▶ JOB
From the listing below, pull out every line where the string "this" appears.

▶ SUPPLIED DATA
--- begin ---

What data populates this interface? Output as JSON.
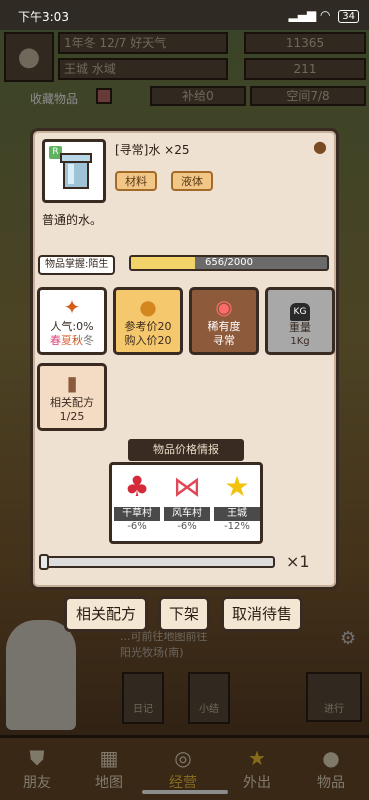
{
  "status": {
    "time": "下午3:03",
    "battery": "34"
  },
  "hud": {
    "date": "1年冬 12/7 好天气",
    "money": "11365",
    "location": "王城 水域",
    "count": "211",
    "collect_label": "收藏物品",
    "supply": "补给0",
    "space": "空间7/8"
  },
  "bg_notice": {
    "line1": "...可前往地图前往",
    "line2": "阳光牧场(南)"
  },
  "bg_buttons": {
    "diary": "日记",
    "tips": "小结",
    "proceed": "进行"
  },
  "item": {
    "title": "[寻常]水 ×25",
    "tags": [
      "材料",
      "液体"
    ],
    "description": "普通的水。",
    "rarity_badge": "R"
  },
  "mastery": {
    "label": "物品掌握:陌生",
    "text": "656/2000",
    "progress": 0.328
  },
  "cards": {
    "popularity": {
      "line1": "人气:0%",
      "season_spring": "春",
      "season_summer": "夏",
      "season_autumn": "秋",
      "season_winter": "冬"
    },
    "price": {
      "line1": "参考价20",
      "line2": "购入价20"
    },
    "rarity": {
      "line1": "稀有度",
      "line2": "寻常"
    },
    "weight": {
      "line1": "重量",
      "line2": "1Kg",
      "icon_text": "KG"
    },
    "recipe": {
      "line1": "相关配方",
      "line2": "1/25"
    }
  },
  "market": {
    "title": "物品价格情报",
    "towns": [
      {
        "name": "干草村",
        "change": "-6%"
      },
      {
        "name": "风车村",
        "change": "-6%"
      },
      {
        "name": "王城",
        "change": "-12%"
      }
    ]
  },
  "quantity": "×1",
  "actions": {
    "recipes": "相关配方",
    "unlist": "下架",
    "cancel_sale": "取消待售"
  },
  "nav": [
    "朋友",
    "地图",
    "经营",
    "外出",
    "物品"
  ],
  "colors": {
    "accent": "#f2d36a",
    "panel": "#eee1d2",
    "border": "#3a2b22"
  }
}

--- end ---
--- begin ---

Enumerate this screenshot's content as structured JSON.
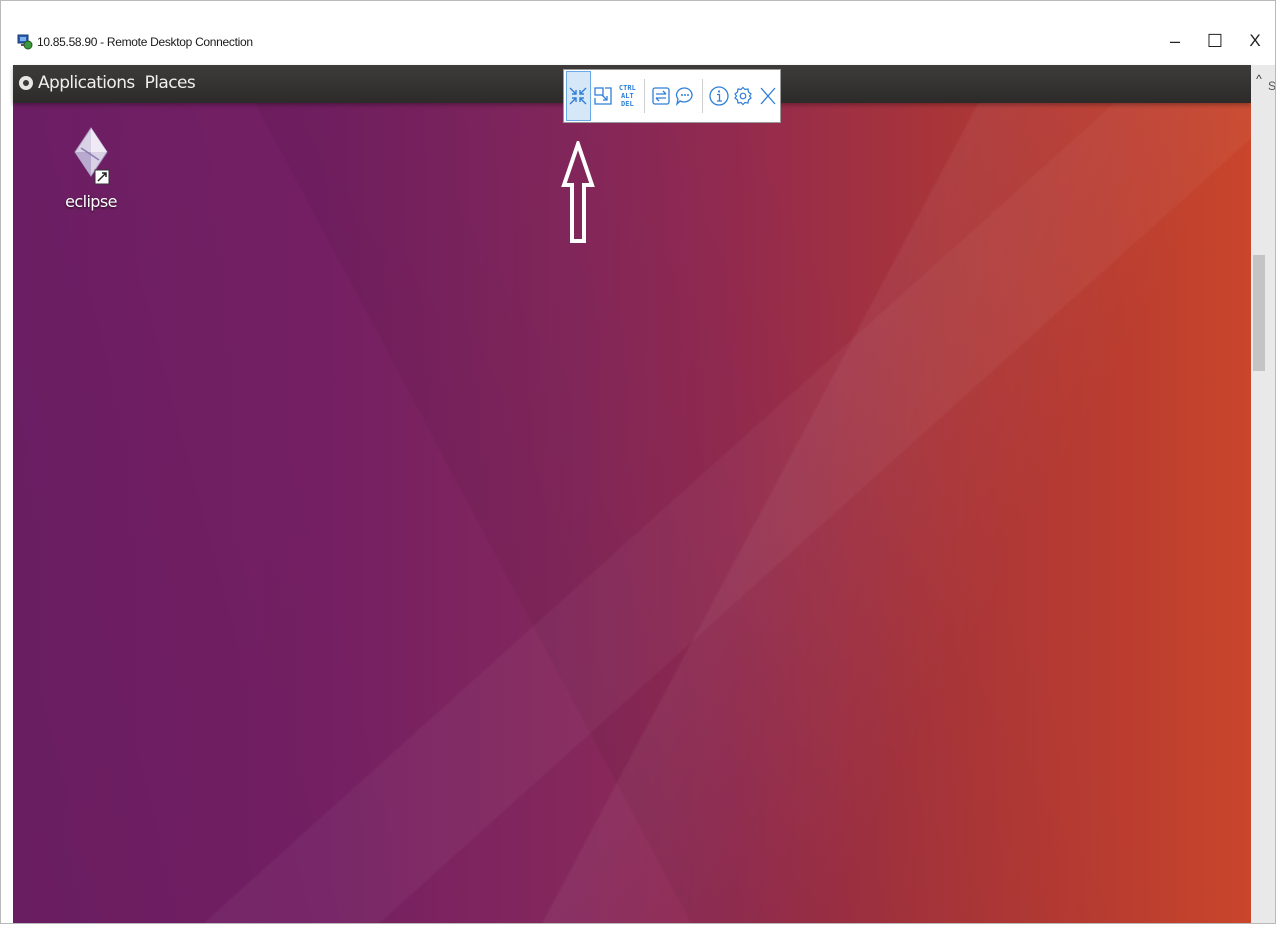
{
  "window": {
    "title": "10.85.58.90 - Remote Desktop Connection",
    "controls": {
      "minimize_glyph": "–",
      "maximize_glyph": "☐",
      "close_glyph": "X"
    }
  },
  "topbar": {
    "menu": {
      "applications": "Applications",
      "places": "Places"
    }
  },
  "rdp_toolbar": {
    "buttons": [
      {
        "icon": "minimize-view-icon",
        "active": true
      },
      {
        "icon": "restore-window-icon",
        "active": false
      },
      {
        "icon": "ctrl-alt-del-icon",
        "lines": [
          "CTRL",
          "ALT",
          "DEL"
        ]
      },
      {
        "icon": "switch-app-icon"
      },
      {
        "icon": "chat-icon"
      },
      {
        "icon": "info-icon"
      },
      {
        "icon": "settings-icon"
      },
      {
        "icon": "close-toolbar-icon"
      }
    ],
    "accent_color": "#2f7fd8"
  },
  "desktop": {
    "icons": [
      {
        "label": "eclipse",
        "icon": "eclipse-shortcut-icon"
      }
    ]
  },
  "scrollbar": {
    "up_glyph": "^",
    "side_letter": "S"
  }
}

--- end ---

▶ RESULT OF THE TASK
What data populates this interface? Output as JSON.
Enumerate this screenshot's content as structured JSON.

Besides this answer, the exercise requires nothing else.